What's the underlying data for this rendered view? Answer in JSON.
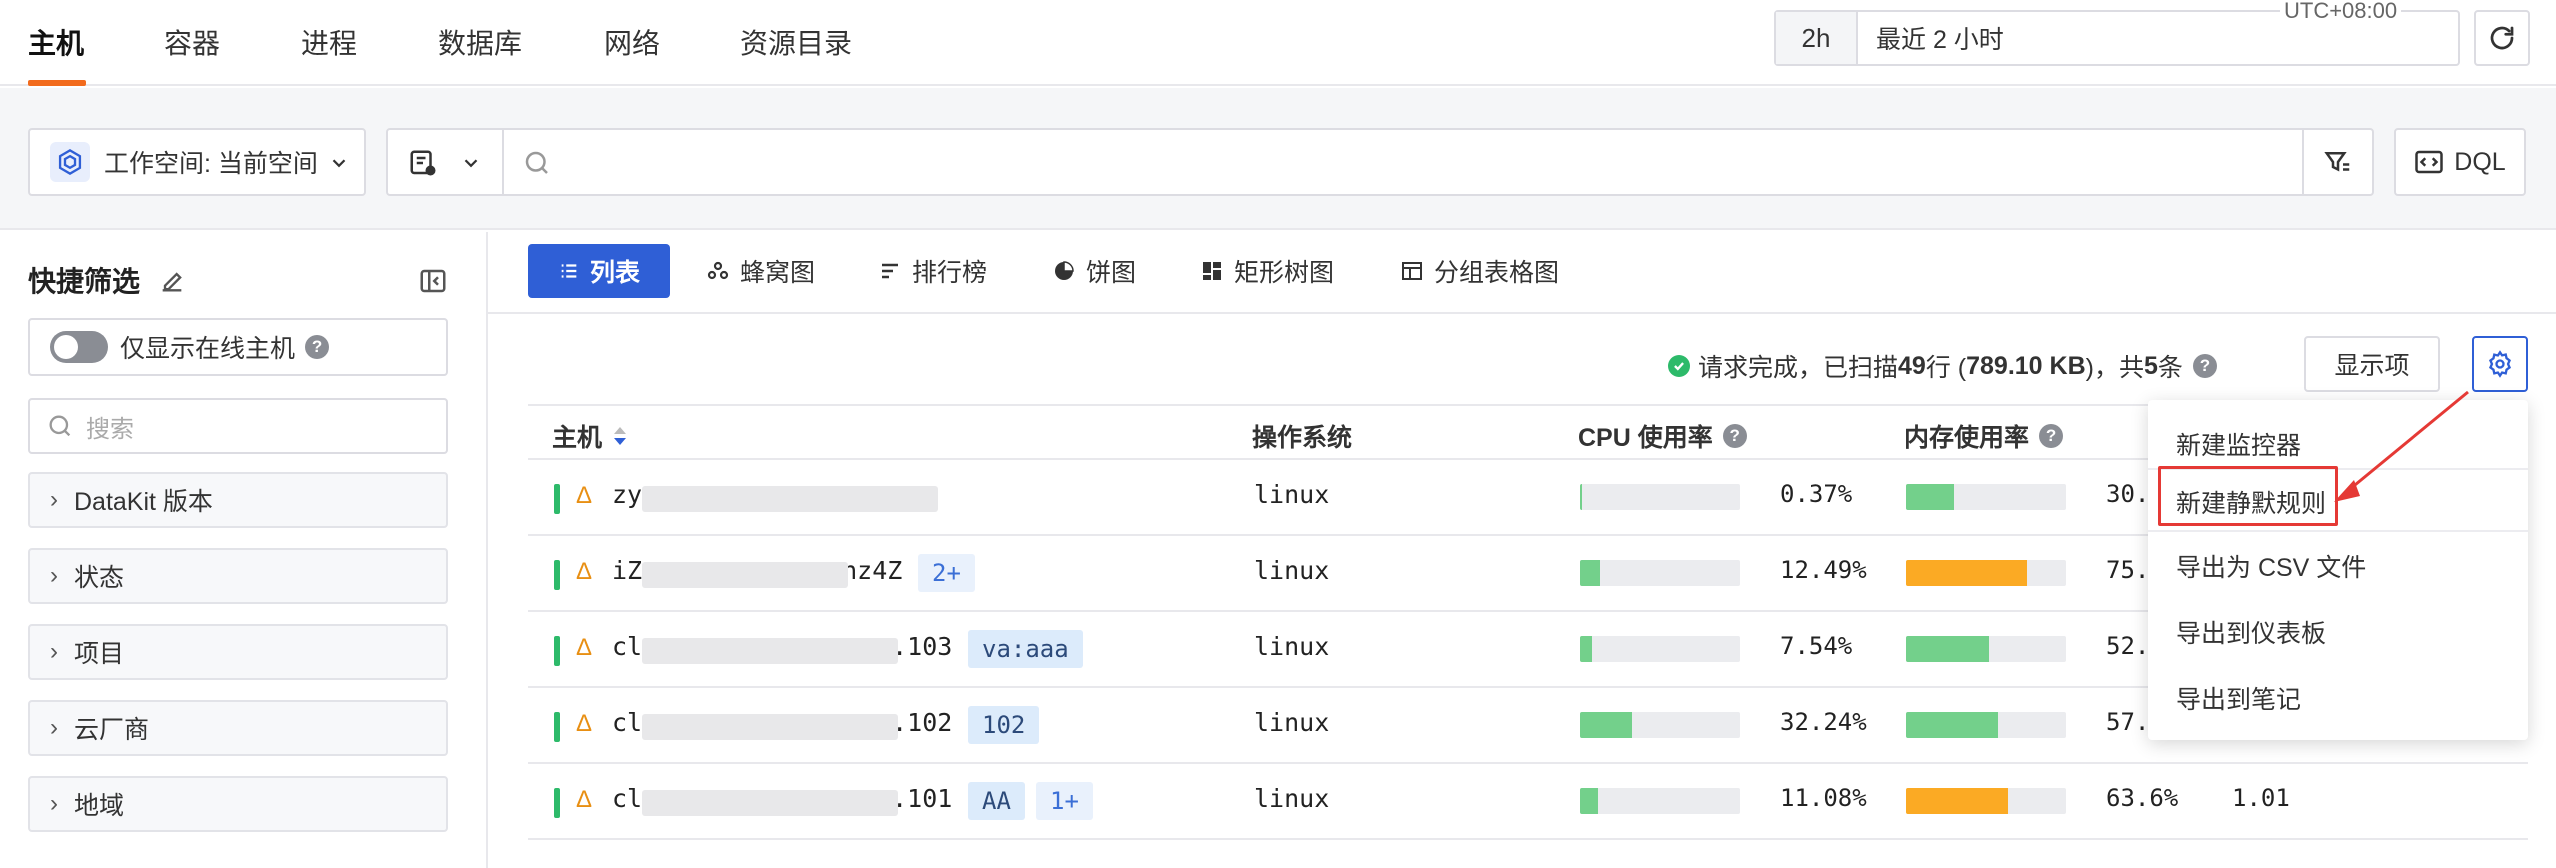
{
  "nav": {
    "tabs": [
      "主机",
      "容器",
      "进程",
      "数据库",
      "网络",
      "资源目录"
    ],
    "time_code": "2h",
    "time_label": "最近 2 小时",
    "timezone": "UTC+08:00"
  },
  "filter": {
    "workspace_label": "工作空间: 当前空间",
    "dql_label": "DQL"
  },
  "sidebar": {
    "title": "快捷筛选",
    "online_toggle_label": "仅显示在线主机",
    "search_placeholder": "搜索",
    "facets": [
      "DataKit 版本",
      "状态",
      "项目",
      "云厂商",
      "地域"
    ]
  },
  "views": [
    "列表",
    "蜂窝图",
    "排行榜",
    "饼图",
    "矩形树图",
    "分组表格图"
  ],
  "status": {
    "text_prefix": "请求完成，已扫描 ",
    "rows": "49",
    "text_mid": " 行 (",
    "size": "789.10 KB",
    "text_mid2": ")，共 ",
    "count": "5",
    "text_suffix": " 条",
    "show_columns_label": "显示项"
  },
  "table": {
    "headers": {
      "host": "主机",
      "os": "操作系统",
      "cpu": "CPU 使用率",
      "mem": "内存使用率"
    },
    "rows": [
      {
        "host_prefix": "zy",
        "host_suffix": "",
        "tags": [],
        "os": "linux",
        "cpu": 0.37,
        "cpu_text": "0.37%",
        "mem": 0.3,
        "mem_text": "30.",
        "mem_warn": false,
        "extra": ""
      },
      {
        "host_prefix": "iZ",
        "host_suffix": "nz4Z",
        "tags": [
          "2+"
        ],
        "os": "linux",
        "cpu": 12.49,
        "cpu_text": "12.49%",
        "mem": 0.755,
        "mem_text": "75.",
        "mem_warn": true,
        "extra": ""
      },
      {
        "host_prefix": "cl",
        "host_suffix": ".103",
        "tags": [
          "va:aaa"
        ],
        "os": "linux",
        "cpu": 7.54,
        "cpu_text": "7.54%",
        "mem": 0.52,
        "mem_text": "52.",
        "mem_warn": false,
        "extra": ""
      },
      {
        "host_prefix": "cl",
        "host_suffix": ".102",
        "tags": [
          "102"
        ],
        "os": "linux",
        "cpu": 32.24,
        "cpu_text": "32.24%",
        "mem": 0.575,
        "mem_text": "57.",
        "mem_warn": false,
        "extra": ""
      },
      {
        "host_prefix": "cl",
        "host_suffix": ".101",
        "tags": [
          "AA",
          "1+"
        ],
        "os": "linux",
        "cpu": 11.08,
        "cpu_text": "11.08%",
        "mem": 0.636,
        "mem_text": "63.6%",
        "mem_warn": true,
        "extra": "1.01"
      }
    ]
  },
  "menu": {
    "items": [
      "新建监控器",
      "新建静默规则",
      "导出为 CSV 文件",
      "导出到仪表板",
      "导出到笔记"
    ]
  },
  "colors": {
    "accent": "#2f5fd6",
    "nav_active": "#f26b1d",
    "ok": "#2dba6a",
    "bar_ok": "#73d08b",
    "bar_warn": "#fbaa24",
    "highlight": "#e53935"
  }
}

**WHAT IS REQUIRED**
Print the entries above exactly, taking out only the pictures.

**ANSWER TO THE PROBLEM**
What's the underlying data for this rendered view? Answer in JSON.
{
  "nav": {
    "tabs": [
      "主机",
      "容器",
      "进程",
      "数据库",
      "网络",
      "资源目录"
    ],
    "time_code": "2h",
    "time_label": "最近 2 小时",
    "timezone": "UTC+08:00"
  },
  "filter": {
    "workspace_label": "工作空间: 当前空间",
    "dql_label": "DQL"
  },
  "sidebar": {
    "title": "快捷筛选",
    "online_toggle_label": "仅显示在线主机",
    "search_placeholder": "搜索",
    "facets": [
      "DataKit 版本",
      "状态",
      "项目",
      "云厂商",
      "地域"
    ]
  },
  "views": [
    "列表",
    "蜂窝图",
    "排行榜",
    "饼图",
    "矩形树图",
    "分组表格图"
  ],
  "status": {
    "text_prefix": "请求完成，已扫描 ",
    "rows": "49",
    "text_mid": " 行 (",
    "size": "789.10 KB",
    "text_mid2": ")，共 ",
    "count": "5",
    "text_suffix": " 条",
    "show_columns_label": "显示项"
  },
  "table": {
    "headers": {
      "host": "主机",
      "os": "操作系统",
      "cpu": "CPU 使用率",
      "mem": "内存使用率"
    },
    "rows": [
      {
        "host_prefix": "zy",
        "host_suffix": "",
        "tags": [],
        "os": "linux",
        "cpu": 0.37,
        "cpu_text": "0.37%",
        "mem": 0.3,
        "mem_text": "30.",
        "mem_warn": false,
        "extra": ""
      },
      {
        "host_prefix": "iZ",
        "host_suffix": "nz4Z",
        "tags": [
          "2+"
        ],
        "os": "linux",
        "cpu": 12.49,
        "cpu_text": "12.49%",
        "mem": 0.755,
        "mem_text": "75.",
        "mem_warn": true,
        "extra": ""
      },
      {
        "host_prefix": "cl",
        "host_suffix": ".103",
        "tags": [
          "va:aaa"
        ],
        "os": "linux",
        "cpu": 7.54,
        "cpu_text": "7.54%",
        "mem": 0.52,
        "mem_text": "52.",
        "mem_warn": false,
        "extra": ""
      },
      {
        "host_prefix": "cl",
        "host_suffix": ".102",
        "tags": [
          "102"
        ],
        "os": "linux",
        "cpu": 32.24,
        "cpu_text": "32.24%",
        "mem": 0.575,
        "mem_text": "57.",
        "mem_warn": false,
        "extra": ""
      },
      {
        "host_prefix": "cl",
        "host_suffix": ".101",
        "tags": [
          "AA",
          "1+"
        ],
        "os": "linux",
        "cpu": 11.08,
        "cpu_text": "11.08%",
        "mem": 0.636,
        "mem_text": "63.6%",
        "mem_warn": true,
        "extra": "1.01"
      }
    ]
  },
  "menu": {
    "items": [
      "新建监控器",
      "新建静默规则",
      "导出为 CSV 文件",
      "导出到仪表板",
      "导出到笔记"
    ]
  },
  "colors": {
    "accent": "#2f5fd6",
    "nav_active": "#f26b1d",
    "ok": "#2dba6a",
    "bar_ok": "#73d08b",
    "bar_warn": "#fbaa24",
    "highlight": "#e53935"
  }
}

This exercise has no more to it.